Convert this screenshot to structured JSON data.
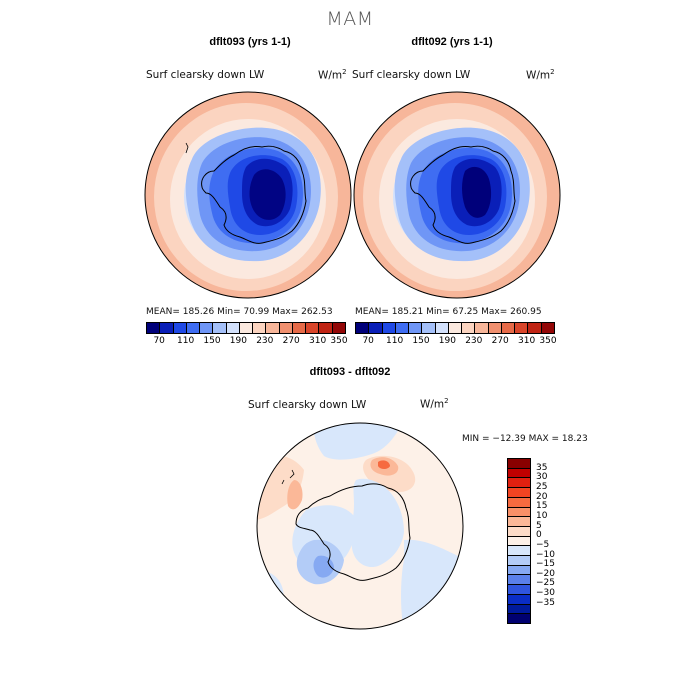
{
  "season": "MAM",
  "colors": {
    "c70": "#00007a",
    "c90": "#0a1fb8",
    "c110": "#1f49e6",
    "c130": "#3f6df2",
    "c150": "#6f96f6",
    "c170": "#a4c0f9",
    "c190": "#d3e1fc",
    "c210": "#fbe9df",
    "c230": "#fbd4c0",
    "c250": "#f7b69a",
    "c270": "#f0906f",
    "c290": "#e66a48",
    "c310": "#d9452a",
    "c330": "#c02414",
    "c350": "#930707",
    "c370": "#6a0000",
    "land_outline": "#000000"
  },
  "panel_left": {
    "title": "dflt093 (yrs 1-1)",
    "variable": "Surf clearsky down LW",
    "units_base": "W/m",
    "units_exp": "2",
    "stats": "MEAN= 185.26   Min=   70.99   Max= 262.53",
    "colorbar_ticks": [
      "70",
      "110",
      "150",
      "190",
      "230",
      "270",
      "310",
      "350"
    ]
  },
  "panel_right": {
    "title": "dflt092 (yrs 1-1)",
    "variable": "Surf clearsky down LW",
    "units_base": "W/m",
    "units_exp": "2",
    "stats": "MEAN= 185.21   Min=   67.25   Max= 260.95",
    "colorbar_ticks": [
      "70",
      "110",
      "150",
      "190",
      "230",
      "270",
      "310",
      "350"
    ]
  },
  "panel_diff": {
    "title": "dflt093 - dflt092",
    "variable": "Surf clearsky down LW",
    "units_base": "W/m",
    "units_exp": "2",
    "stats": "MIN = −12.39  MAX =  18.23",
    "colorbar_levels": [
      "35",
      "30",
      "25",
      "20",
      "15",
      "10",
      "5",
      "0",
      "−5",
      "−10",
      "−15",
      "−20",
      "−25",
      "−30",
      "−35"
    ],
    "colorbar_colors": [
      "#880000",
      "#c00000",
      "#e02010",
      "#f24422",
      "#f66a40",
      "#f99068",
      "#fbb898",
      "#fddcc8",
      "#fdf1e8",
      "#d8e7fb",
      "#b3ccf7",
      "#86a9f2",
      "#5a80ea",
      "#2f55de",
      "#0a2dc6",
      "#001a9c",
      "#000070"
    ]
  }
}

◆ Problem statement: Every line of text is to be repeated exactly; pictures are left out.

◆ Result:
Convert this screenshot to structured JSON data.
{
  "season": "MAM",
  "colors": {
    "c70": "#00007a",
    "c90": "#0a1fb8",
    "c110": "#1f49e6",
    "c130": "#3f6df2",
    "c150": "#6f96f6",
    "c170": "#a4c0f9",
    "c190": "#d3e1fc",
    "c210": "#fbe9df",
    "c230": "#fbd4c0",
    "c250": "#f7b69a",
    "c270": "#f0906f",
    "c290": "#e66a48",
    "c310": "#d9452a",
    "c330": "#c02414",
    "c350": "#930707",
    "c370": "#6a0000",
    "land_outline": "#000000"
  },
  "panel_left": {
    "title": "dflt093 (yrs 1-1)",
    "variable": "Surf clearsky down LW",
    "units_base": "W/m",
    "units_exp": "2",
    "stats": "MEAN= 185.26   Min=   70.99   Max= 262.53",
    "colorbar_ticks": [
      "70",
      "110",
      "150",
      "190",
      "230",
      "270",
      "310",
      "350"
    ]
  },
  "panel_right": {
    "title": "dflt092 (yrs 1-1)",
    "variable": "Surf clearsky down LW",
    "units_base": "W/m",
    "units_exp": "2",
    "stats": "MEAN= 185.21   Min=   67.25   Max= 260.95",
    "colorbar_ticks": [
      "70",
      "110",
      "150",
      "190",
      "230",
      "270",
      "310",
      "350"
    ]
  },
  "panel_diff": {
    "title": "dflt093 - dflt092",
    "variable": "Surf clearsky down LW",
    "units_base": "W/m",
    "units_exp": "2",
    "stats": "MIN = −12.39  MAX =  18.23",
    "colorbar_levels": [
      "35",
      "30",
      "25",
      "20",
      "15",
      "10",
      "5",
      "0",
      "−5",
      "−10",
      "−15",
      "−20",
      "−25",
      "−30",
      "−35"
    ],
    "colorbar_colors": [
      "#880000",
      "#c00000",
      "#e02010",
      "#f24422",
      "#f66a40",
      "#f99068",
      "#fbb898",
      "#fddcc8",
      "#fdf1e8",
      "#d8e7fb",
      "#b3ccf7",
      "#86a9f2",
      "#5a80ea",
      "#2f55de",
      "#0a2dc6",
      "#001a9c",
      "#000070"
    ]
  }
}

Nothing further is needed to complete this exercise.